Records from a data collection
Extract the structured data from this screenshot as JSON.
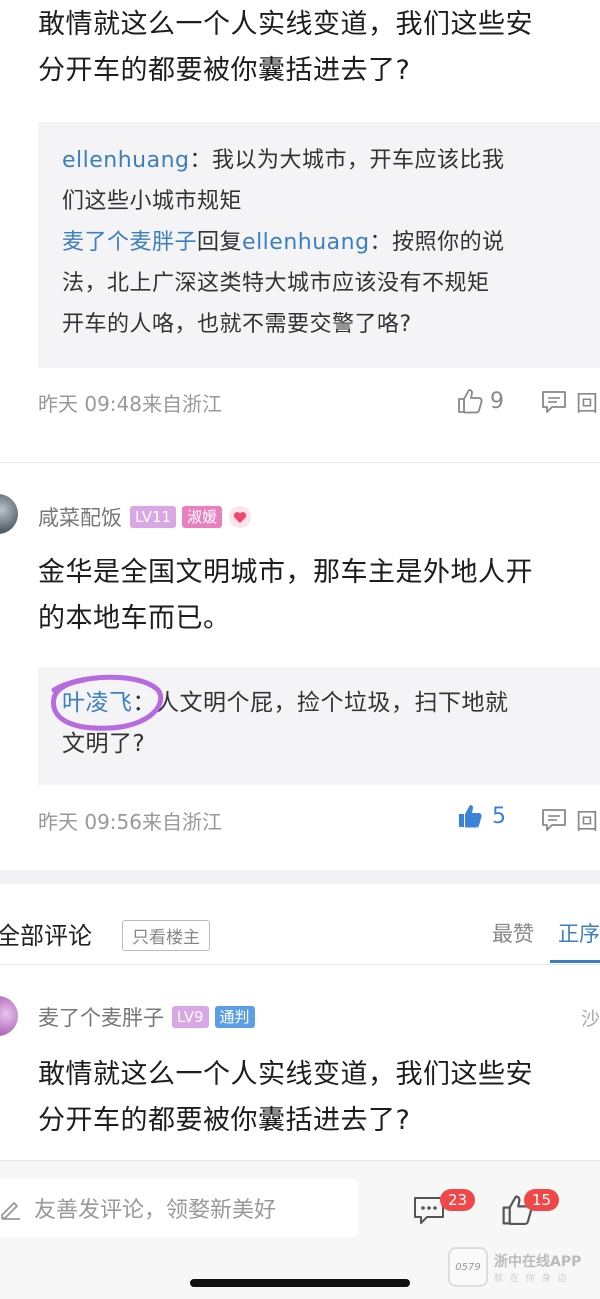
{
  "comment_top": {
    "text_line1": "敢情就这么一个人实线变道，我们这些安",
    "text_line2": "分开车的都要被你囊括进去了?",
    "replies": [
      {
        "user": "ellenhuang",
        "sep": "：",
        "text1": "我以为大城市，开车应该比我",
        "text2": "们这些小城市规矩"
      },
      {
        "user": "麦了个麦胖子",
        "action": "回复",
        "target": "ellenhuang",
        "sep": "：",
        "text1": "按照你的说",
        "text2": "法，北上广深这类特大城市应该没有不规矩",
        "text3": "开车的人咯，也就不需要交警了咯?"
      }
    ],
    "meta": "昨天 09:48来自浙江",
    "likes": "9",
    "reply_label": "回"
  },
  "comment_second": {
    "user": "咸菜配饭",
    "level_badge": "LV11",
    "title_badge": "淑媛",
    "text_line1": "金华是全国文明城市，那车主是外地人开",
    "text_line2": "的本地车而已。",
    "reply": {
      "user": "叶凌飞",
      "sep": "：",
      "text1": "人文明个屁，捡个垃圾，扫下地就",
      "text2": "文明了?"
    },
    "meta": "昨天 09:56来自浙江",
    "likes": "5",
    "reply_label": "回"
  },
  "comments_header": {
    "title": "全部评论",
    "filter_button": "只看楼主",
    "sort_hot": "最赞",
    "sort_order": "正序"
  },
  "comment_third": {
    "user": "麦了个麦胖子",
    "level_badge": "LV9",
    "title_badge": "通判",
    "right_label": "沙",
    "text_line1": "敢情就这么一个人实线变道，我们这些安",
    "text_line2": "分开车的都要被你囊括进去了?"
  },
  "bottom_bar": {
    "input_placeholder": "友善发评论，领婺新美好",
    "comment_count": "23",
    "like_count": "15"
  },
  "watermark": {
    "name": "浙中在线APP",
    "slogan": "就 在 你 身 边",
    "logo_text": "0579"
  },
  "colors": {
    "link_blue": "#3c7fbf",
    "level_badge": "#d9a6e6",
    "title_badge_pink": "#e97fbf",
    "title_badge_blue": "#5b9ee6",
    "like_active": "#3b82d8",
    "notification_red": "#f04848",
    "highlight_circle": "#b76be0"
  }
}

INSTRUCTIONS TO FOLLOW: Without the pictures, restate all of the entries above verbatim.

WRITTEN ANSWER:
Extract the structured data from this screenshot as JSON.
{
  "comment_top": {
    "text_line1": "敢情就这么一个人实线变道，我们这些安",
    "text_line2": "分开车的都要被你囊括进去了?",
    "replies": [
      {
        "user": "ellenhuang",
        "sep": "：",
        "text1": "我以为大城市，开车应该比我",
        "text2": "们这些小城市规矩"
      },
      {
        "user": "麦了个麦胖子",
        "action": "回复",
        "target": "ellenhuang",
        "sep": "：",
        "text1": "按照你的说",
        "text2": "法，北上广深这类特大城市应该没有不规矩",
        "text3": "开车的人咯，也就不需要交警了咯?"
      }
    ],
    "meta": "昨天 09:48来自浙江",
    "likes": "9",
    "reply_label": "回"
  },
  "comment_second": {
    "user": "咸菜配饭",
    "level_badge": "LV11",
    "title_badge": "淑媛",
    "text_line1": "金华是全国文明城市，那车主是外地人开",
    "text_line2": "的本地车而已。",
    "reply": {
      "user": "叶凌飞",
      "sep": "：",
      "text1": "人文明个屁，捡个垃圾，扫下地就",
      "text2": "文明了?"
    },
    "meta": "昨天 09:56来自浙江",
    "likes": "5",
    "reply_label": "回"
  },
  "comments_header": {
    "title": "全部评论",
    "filter_button": "只看楼主",
    "sort_hot": "最赞",
    "sort_order": "正序"
  },
  "comment_third": {
    "user": "麦了个麦胖子",
    "level_badge": "LV9",
    "title_badge": "通判",
    "right_label": "沙",
    "text_line1": "敢情就这么一个人实线变道，我们这些安",
    "text_line2": "分开车的都要被你囊括进去了?"
  },
  "bottom_bar": {
    "input_placeholder": "友善发评论，领婺新美好",
    "comment_count": "23",
    "like_count": "15"
  },
  "watermark": {
    "name": "浙中在线APP",
    "slogan": "就 在 你 身 边",
    "logo_text": "0579"
  },
  "colors": {
    "link_blue": "#3c7fbf",
    "level_badge": "#d9a6e6",
    "title_badge_pink": "#e97fbf",
    "title_badge_blue": "#5b9ee6",
    "like_active": "#3b82d8",
    "notification_red": "#f04848",
    "highlight_circle": "#b76be0"
  }
}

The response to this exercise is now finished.